- **Task to complete**: Repeat, line for line, the entries printed below.

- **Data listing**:
:::::

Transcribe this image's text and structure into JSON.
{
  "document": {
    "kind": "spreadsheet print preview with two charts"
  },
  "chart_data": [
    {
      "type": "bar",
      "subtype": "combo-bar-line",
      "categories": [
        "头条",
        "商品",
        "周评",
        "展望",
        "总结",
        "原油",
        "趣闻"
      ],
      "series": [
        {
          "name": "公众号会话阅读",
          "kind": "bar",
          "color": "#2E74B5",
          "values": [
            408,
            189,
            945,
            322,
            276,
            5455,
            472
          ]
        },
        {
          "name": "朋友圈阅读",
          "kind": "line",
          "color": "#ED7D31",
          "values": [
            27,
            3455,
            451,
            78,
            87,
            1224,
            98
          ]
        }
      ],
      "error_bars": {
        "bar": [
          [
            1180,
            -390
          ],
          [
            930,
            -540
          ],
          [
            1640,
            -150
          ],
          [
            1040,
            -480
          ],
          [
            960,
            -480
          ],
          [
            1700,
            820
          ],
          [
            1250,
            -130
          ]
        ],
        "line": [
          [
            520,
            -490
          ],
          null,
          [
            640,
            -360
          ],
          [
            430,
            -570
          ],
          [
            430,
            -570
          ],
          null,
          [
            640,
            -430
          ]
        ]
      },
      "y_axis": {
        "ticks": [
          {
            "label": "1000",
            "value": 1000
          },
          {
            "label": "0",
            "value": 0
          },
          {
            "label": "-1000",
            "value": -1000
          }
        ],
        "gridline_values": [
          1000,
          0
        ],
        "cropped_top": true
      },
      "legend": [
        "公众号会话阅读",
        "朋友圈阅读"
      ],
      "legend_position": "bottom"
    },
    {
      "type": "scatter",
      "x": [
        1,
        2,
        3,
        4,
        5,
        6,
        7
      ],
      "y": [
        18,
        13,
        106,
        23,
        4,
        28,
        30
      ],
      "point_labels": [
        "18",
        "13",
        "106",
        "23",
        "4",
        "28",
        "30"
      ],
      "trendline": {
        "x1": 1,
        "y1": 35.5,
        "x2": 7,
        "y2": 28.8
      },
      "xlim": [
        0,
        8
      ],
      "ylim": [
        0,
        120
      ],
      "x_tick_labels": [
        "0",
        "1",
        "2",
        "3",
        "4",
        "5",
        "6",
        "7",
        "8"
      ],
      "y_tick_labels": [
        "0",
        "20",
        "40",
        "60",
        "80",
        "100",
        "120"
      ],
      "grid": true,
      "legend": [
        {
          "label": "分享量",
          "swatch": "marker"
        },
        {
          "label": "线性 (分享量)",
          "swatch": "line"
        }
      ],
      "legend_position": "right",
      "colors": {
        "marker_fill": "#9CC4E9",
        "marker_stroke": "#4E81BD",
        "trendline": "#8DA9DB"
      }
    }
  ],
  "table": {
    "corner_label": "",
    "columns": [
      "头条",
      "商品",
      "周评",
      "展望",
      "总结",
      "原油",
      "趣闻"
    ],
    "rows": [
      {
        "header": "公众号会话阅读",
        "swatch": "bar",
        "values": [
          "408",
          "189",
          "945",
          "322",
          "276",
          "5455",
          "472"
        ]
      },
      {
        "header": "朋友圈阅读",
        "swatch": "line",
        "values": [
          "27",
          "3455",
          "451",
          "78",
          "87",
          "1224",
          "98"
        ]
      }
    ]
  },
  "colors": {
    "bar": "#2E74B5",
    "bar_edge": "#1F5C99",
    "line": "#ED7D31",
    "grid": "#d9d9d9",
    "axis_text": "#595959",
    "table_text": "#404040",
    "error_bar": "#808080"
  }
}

:::::

- **Complete response**:
Transcribe this image's text and structure into JSON.
{
  "document": {
    "kind": "spreadsheet print preview with two charts"
  },
  "chart_data": [
    {
      "type": "bar",
      "subtype": "combo-bar-line",
      "categories": [
        "头条",
        "商品",
        "周评",
        "展望",
        "总结",
        "原油",
        "趣闻"
      ],
      "series": [
        {
          "name": "公众号会话阅读",
          "kind": "bar",
          "color": "#2E74B5",
          "values": [
            408,
            189,
            945,
            322,
            276,
            5455,
            472
          ]
        },
        {
          "name": "朋友圈阅读",
          "kind": "line",
          "color": "#ED7D31",
          "values": [
            27,
            3455,
            451,
            78,
            87,
            1224,
            98
          ]
        }
      ],
      "error_bars": {
        "bar": [
          [
            1180,
            -390
          ],
          [
            930,
            -540
          ],
          [
            1640,
            -150
          ],
          [
            1040,
            -480
          ],
          [
            960,
            -480
          ],
          [
            1700,
            820
          ],
          [
            1250,
            -130
          ]
        ],
        "line": [
          [
            520,
            -490
          ],
          null,
          [
            640,
            -360
          ],
          [
            430,
            -570
          ],
          [
            430,
            -570
          ],
          null,
          [
            640,
            -430
          ]
        ]
      },
      "y_axis": {
        "ticks": [
          {
            "label": "1000",
            "value": 1000
          },
          {
            "label": "0",
            "value": 0
          },
          {
            "label": "-1000",
            "value": -1000
          }
        ],
        "gridline_values": [
          1000,
          0
        ],
        "cropped_top": true
      },
      "legend": [
        "公众号会话阅读",
        "朋友圈阅读"
      ],
      "legend_position": "bottom"
    },
    {
      "type": "scatter",
      "x": [
        1,
        2,
        3,
        4,
        5,
        6,
        7
      ],
      "y": [
        18,
        13,
        106,
        23,
        4,
        28,
        30
      ],
      "point_labels": [
        "18",
        "13",
        "106",
        "23",
        "4",
        "28",
        "30"
      ],
      "trendline": {
        "x1": 1,
        "y1": 35.5,
        "x2": 7,
        "y2": 28.8
      },
      "xlim": [
        0,
        8
      ],
      "ylim": [
        0,
        120
      ],
      "x_tick_labels": [
        "0",
        "1",
        "2",
        "3",
        "4",
        "5",
        "6",
        "7",
        "8"
      ],
      "y_tick_labels": [
        "0",
        "20",
        "40",
        "60",
        "80",
        "100",
        "120"
      ],
      "grid": true,
      "legend": [
        {
          "label": "分享量",
          "swatch": "marker"
        },
        {
          "label": "线性 (分享量)",
          "swatch": "line"
        }
      ],
      "legend_position": "right",
      "colors": {
        "marker_fill": "#9CC4E9",
        "marker_stroke": "#4E81BD",
        "trendline": "#8DA9DB"
      }
    }
  ],
  "table": {
    "corner_label": "",
    "columns": [
      "头条",
      "商品",
      "周评",
      "展望",
      "总结",
      "原油",
      "趣闻"
    ],
    "rows": [
      {
        "header": "公众号会话阅读",
        "swatch": "bar",
        "values": [
          "408",
          "189",
          "945",
          "322",
          "276",
          "5455",
          "472"
        ]
      },
      {
        "header": "朋友圈阅读",
        "swatch": "line",
        "values": [
          "27",
          "3455",
          "451",
          "78",
          "87",
          "1224",
          "98"
        ]
      }
    ]
  },
  "colors": {
    "bar": "#2E74B5",
    "bar_edge": "#1F5C99",
    "line": "#ED7D31",
    "grid": "#d9d9d9",
    "axis_text": "#595959",
    "table_text": "#404040",
    "error_bar": "#808080"
  }
}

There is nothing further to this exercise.